WHAT YOU HAVE TO DO — List all lines of the data containing the word "this".

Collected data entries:
········

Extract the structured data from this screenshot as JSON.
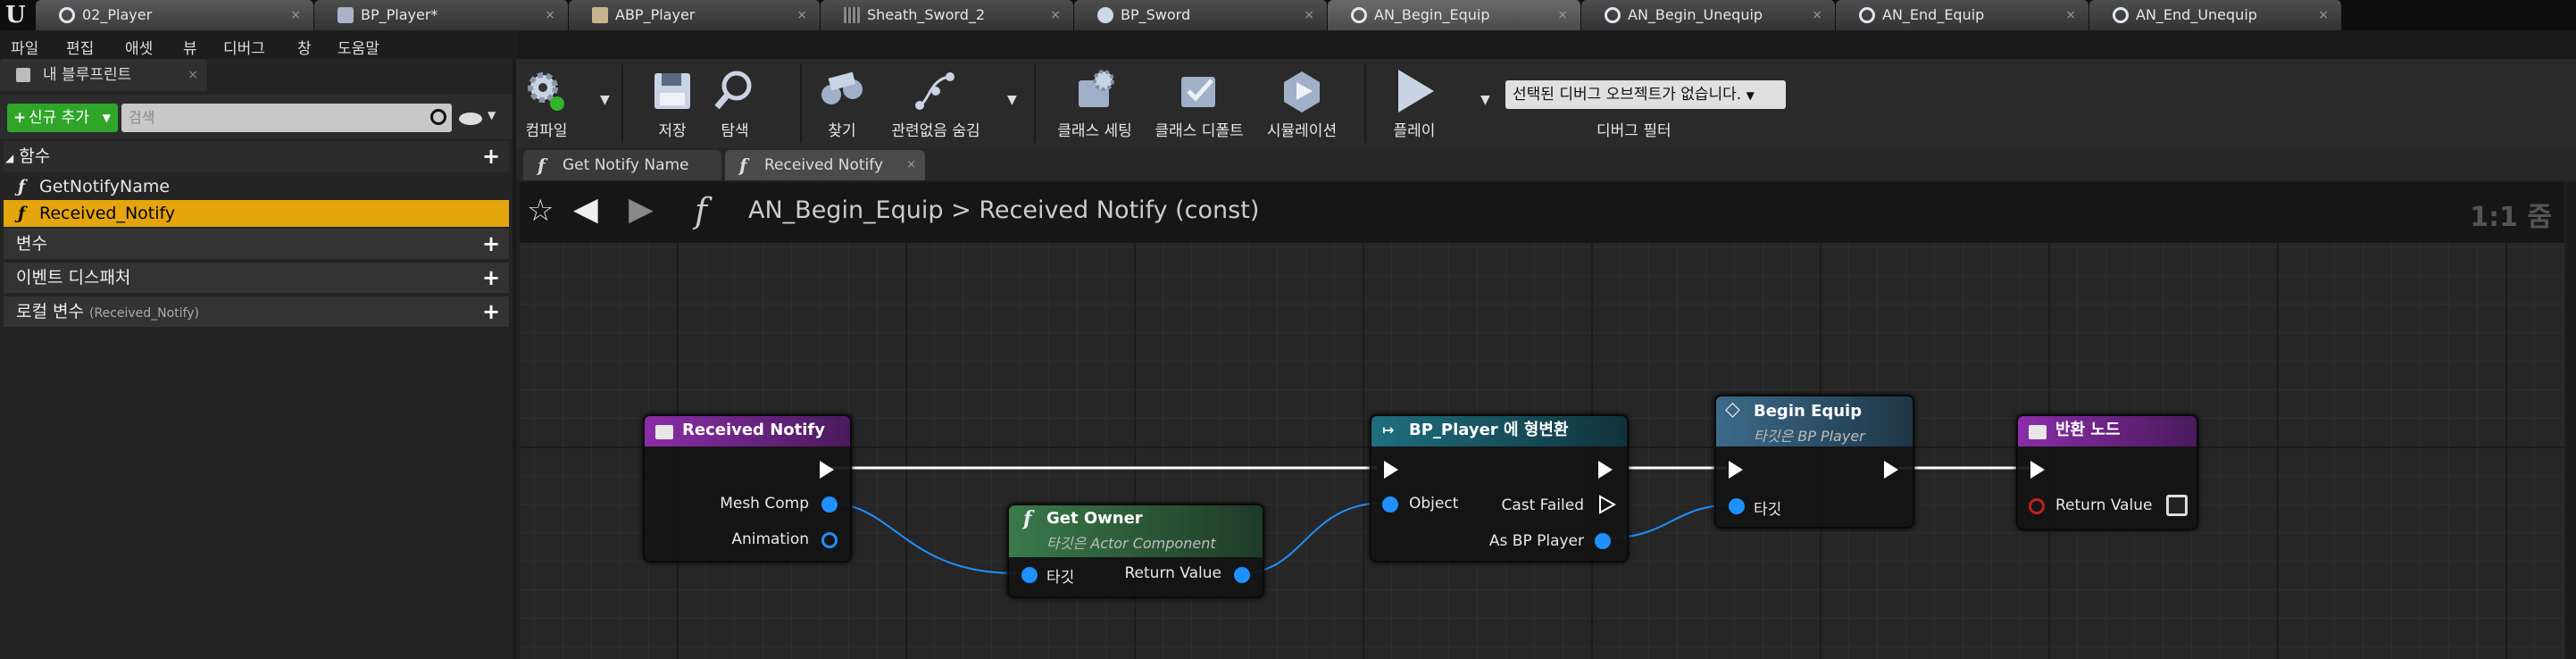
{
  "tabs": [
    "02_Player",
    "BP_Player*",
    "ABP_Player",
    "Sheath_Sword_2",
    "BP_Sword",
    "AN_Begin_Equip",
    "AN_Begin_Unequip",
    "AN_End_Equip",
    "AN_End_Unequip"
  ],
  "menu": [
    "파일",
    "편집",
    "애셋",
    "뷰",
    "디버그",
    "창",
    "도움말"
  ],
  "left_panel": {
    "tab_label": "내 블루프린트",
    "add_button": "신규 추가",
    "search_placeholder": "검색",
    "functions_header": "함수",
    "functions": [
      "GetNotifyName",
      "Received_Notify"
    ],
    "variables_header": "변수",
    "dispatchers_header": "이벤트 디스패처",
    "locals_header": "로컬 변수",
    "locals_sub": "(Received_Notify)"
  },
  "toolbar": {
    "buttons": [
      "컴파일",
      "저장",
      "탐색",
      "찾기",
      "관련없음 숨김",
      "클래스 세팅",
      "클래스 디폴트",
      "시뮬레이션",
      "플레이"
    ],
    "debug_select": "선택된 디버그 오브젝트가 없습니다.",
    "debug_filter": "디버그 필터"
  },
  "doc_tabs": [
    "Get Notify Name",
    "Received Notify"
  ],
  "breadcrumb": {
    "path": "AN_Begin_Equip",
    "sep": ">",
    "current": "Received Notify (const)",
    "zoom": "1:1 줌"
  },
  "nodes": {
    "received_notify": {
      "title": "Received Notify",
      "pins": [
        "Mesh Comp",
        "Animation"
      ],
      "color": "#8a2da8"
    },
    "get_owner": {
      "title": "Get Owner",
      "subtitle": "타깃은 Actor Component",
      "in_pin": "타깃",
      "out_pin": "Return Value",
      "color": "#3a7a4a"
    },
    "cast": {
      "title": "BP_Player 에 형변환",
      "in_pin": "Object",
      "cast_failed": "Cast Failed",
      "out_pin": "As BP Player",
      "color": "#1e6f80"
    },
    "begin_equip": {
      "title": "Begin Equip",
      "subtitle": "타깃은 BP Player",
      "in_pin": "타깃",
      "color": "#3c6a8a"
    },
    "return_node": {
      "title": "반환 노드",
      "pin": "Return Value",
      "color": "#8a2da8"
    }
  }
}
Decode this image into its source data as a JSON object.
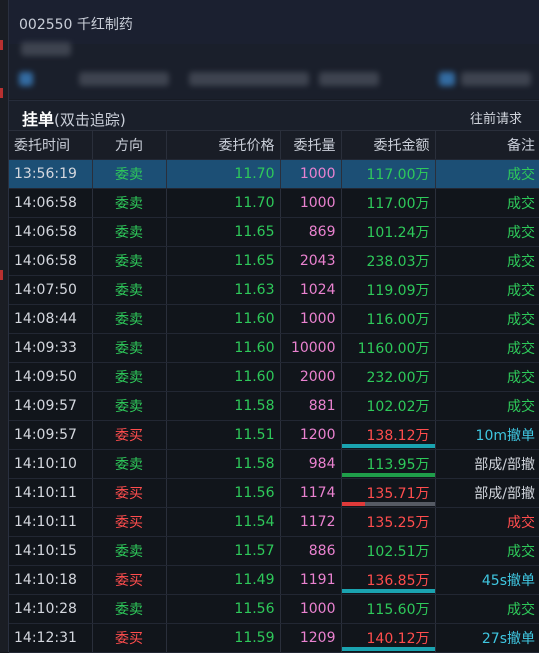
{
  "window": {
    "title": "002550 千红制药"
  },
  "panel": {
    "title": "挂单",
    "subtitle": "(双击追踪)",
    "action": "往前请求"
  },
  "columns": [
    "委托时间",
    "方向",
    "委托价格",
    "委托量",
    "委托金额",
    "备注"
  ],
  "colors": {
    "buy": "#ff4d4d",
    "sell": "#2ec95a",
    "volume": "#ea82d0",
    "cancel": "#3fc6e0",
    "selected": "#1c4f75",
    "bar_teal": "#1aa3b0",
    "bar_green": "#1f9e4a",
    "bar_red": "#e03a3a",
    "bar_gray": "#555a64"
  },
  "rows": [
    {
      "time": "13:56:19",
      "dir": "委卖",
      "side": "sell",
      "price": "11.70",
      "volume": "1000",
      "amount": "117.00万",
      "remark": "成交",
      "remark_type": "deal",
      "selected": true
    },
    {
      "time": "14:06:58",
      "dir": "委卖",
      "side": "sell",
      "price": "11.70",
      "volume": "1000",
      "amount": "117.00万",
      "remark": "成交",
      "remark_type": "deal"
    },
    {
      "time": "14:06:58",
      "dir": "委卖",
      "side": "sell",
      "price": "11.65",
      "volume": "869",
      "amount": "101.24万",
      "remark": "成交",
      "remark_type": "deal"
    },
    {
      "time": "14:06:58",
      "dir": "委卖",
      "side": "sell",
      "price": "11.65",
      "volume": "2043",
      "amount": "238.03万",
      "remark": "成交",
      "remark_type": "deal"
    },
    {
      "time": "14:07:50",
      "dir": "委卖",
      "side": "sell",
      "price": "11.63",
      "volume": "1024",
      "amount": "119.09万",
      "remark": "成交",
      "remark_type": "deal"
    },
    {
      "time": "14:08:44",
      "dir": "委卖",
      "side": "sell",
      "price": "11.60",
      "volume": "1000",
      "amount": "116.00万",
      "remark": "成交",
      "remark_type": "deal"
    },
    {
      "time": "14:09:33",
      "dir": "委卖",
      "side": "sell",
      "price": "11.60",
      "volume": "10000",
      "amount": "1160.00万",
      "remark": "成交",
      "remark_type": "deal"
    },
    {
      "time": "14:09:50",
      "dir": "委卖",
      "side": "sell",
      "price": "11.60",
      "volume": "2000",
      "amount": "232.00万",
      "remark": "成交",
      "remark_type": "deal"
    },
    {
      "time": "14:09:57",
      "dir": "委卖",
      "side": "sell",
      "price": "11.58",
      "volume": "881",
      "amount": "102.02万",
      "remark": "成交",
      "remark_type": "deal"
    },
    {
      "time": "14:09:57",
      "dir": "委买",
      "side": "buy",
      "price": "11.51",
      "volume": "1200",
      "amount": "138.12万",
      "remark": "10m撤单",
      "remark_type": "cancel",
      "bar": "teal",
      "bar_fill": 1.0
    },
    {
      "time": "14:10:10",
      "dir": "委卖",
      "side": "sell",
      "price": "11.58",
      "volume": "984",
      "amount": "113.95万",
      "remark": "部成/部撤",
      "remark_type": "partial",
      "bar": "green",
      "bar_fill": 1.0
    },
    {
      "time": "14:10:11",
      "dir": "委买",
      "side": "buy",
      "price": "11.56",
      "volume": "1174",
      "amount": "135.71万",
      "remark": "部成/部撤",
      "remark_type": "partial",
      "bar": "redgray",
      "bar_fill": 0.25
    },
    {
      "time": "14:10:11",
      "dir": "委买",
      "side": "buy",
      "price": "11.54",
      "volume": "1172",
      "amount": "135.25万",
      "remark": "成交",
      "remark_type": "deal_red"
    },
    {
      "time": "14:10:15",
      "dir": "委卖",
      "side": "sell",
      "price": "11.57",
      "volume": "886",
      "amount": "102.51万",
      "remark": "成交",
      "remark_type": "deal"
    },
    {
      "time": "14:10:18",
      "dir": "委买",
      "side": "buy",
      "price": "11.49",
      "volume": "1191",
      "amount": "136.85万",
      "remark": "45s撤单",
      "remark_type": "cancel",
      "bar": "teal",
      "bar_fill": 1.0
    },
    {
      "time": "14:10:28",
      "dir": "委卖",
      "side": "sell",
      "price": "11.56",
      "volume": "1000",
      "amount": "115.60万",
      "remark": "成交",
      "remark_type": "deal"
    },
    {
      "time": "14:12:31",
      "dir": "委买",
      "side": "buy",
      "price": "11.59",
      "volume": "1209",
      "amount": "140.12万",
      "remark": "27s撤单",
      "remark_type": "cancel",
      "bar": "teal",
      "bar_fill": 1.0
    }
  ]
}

········

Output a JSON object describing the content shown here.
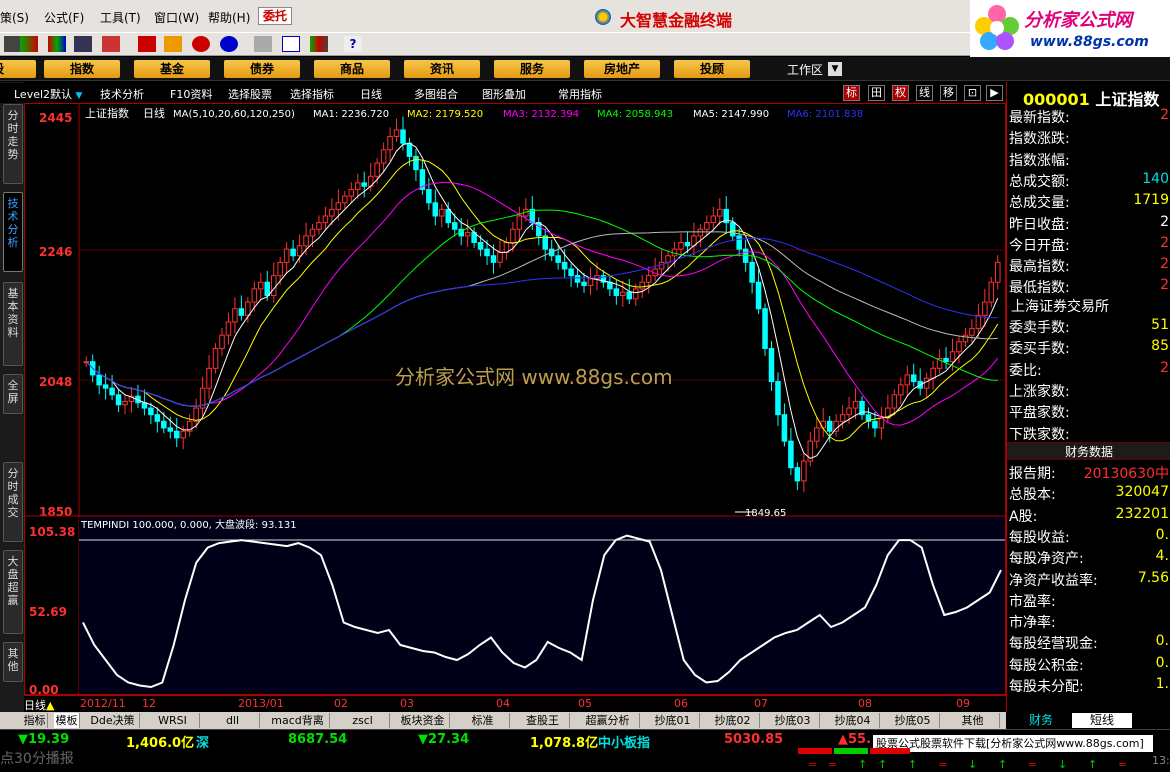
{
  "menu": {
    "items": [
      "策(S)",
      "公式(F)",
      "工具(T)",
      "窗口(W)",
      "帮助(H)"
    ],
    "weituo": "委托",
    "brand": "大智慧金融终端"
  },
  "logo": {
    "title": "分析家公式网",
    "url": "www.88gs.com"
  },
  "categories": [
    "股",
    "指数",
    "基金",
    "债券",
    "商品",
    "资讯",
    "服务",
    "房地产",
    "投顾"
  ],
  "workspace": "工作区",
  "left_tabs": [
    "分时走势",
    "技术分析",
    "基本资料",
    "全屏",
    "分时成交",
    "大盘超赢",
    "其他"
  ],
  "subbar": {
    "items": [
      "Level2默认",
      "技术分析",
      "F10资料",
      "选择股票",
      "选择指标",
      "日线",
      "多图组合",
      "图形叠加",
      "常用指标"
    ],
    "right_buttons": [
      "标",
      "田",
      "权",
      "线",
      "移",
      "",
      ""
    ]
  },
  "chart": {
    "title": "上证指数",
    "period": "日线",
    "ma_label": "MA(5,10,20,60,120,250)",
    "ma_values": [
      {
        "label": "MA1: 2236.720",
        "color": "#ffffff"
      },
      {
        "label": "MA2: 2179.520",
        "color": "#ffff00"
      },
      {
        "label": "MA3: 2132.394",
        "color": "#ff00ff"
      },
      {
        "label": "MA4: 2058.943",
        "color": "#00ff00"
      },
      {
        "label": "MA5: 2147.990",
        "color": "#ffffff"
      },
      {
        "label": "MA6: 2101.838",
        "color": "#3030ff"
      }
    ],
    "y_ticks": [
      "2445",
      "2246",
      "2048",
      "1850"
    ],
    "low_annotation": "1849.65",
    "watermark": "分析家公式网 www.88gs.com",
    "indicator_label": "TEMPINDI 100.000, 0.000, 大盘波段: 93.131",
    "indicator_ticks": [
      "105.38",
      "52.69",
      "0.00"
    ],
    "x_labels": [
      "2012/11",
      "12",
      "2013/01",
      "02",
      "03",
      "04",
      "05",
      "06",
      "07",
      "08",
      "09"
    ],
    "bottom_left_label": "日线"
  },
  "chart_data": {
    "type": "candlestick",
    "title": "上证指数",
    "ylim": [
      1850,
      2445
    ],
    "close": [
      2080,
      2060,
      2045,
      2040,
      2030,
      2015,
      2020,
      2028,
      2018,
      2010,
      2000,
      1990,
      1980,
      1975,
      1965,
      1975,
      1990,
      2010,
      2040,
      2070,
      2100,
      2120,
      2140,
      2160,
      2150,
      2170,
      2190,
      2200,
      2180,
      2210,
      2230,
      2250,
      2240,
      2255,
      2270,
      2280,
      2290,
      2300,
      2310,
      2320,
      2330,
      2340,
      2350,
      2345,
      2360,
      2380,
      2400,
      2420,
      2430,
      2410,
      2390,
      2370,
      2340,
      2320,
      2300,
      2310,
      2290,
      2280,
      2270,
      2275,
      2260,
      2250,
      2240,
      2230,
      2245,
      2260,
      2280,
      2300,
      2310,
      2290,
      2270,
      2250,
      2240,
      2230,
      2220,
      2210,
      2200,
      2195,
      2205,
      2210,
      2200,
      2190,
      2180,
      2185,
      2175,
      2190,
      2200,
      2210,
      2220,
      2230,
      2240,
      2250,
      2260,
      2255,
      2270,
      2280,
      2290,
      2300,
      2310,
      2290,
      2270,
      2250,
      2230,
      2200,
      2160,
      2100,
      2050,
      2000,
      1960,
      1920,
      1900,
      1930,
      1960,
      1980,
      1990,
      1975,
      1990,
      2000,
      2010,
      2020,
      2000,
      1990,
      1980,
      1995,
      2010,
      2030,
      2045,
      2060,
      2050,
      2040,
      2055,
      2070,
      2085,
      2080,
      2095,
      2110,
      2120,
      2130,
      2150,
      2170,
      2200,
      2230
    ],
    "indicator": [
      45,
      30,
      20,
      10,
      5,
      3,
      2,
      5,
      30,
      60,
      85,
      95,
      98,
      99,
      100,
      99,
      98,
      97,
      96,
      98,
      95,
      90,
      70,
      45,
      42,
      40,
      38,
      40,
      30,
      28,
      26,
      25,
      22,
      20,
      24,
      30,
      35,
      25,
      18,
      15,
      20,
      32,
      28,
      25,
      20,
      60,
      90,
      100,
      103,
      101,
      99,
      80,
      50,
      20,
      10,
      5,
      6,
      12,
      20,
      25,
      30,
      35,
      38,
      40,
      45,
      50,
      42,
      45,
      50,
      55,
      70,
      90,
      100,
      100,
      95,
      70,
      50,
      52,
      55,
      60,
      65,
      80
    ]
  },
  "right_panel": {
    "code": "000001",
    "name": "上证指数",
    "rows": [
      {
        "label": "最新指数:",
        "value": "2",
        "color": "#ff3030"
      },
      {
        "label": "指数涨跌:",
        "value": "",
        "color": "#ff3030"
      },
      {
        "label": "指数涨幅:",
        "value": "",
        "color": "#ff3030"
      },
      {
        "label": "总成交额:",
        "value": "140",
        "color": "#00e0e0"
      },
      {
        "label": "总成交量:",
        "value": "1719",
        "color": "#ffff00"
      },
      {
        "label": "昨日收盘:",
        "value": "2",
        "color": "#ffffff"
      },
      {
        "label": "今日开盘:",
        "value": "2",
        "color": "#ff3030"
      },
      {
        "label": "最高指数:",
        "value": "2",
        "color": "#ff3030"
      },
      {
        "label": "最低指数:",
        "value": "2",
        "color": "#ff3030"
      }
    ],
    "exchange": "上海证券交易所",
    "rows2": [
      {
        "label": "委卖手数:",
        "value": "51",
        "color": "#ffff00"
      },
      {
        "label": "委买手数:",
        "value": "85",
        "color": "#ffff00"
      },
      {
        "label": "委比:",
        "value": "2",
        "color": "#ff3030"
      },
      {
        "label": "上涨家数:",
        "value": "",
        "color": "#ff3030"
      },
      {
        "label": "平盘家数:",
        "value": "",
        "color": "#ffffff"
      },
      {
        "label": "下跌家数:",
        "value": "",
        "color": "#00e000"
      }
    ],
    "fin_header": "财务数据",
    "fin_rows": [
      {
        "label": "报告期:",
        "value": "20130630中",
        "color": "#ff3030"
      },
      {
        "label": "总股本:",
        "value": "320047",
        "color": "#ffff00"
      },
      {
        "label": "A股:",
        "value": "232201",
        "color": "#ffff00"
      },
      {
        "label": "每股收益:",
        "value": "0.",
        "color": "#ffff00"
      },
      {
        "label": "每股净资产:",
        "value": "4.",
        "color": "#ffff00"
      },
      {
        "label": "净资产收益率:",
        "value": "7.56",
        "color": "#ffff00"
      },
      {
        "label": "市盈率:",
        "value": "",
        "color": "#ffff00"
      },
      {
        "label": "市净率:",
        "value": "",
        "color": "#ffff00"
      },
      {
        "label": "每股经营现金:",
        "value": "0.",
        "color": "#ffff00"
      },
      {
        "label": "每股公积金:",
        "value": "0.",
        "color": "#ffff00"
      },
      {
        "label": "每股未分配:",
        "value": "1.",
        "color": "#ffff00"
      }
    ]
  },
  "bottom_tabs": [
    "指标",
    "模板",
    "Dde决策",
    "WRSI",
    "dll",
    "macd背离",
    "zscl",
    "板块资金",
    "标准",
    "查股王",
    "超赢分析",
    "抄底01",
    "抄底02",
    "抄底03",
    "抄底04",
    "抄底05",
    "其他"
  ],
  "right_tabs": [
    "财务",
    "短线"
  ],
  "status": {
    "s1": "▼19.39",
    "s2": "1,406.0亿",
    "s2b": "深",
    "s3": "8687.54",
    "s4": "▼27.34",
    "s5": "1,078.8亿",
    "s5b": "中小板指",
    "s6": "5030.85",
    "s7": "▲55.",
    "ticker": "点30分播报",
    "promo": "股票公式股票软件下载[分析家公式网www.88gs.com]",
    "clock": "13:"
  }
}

········

SOLUTION BELOW —
Extract the structured data from this screenshot as JSON.
Decode this image into its source data as a JSON object.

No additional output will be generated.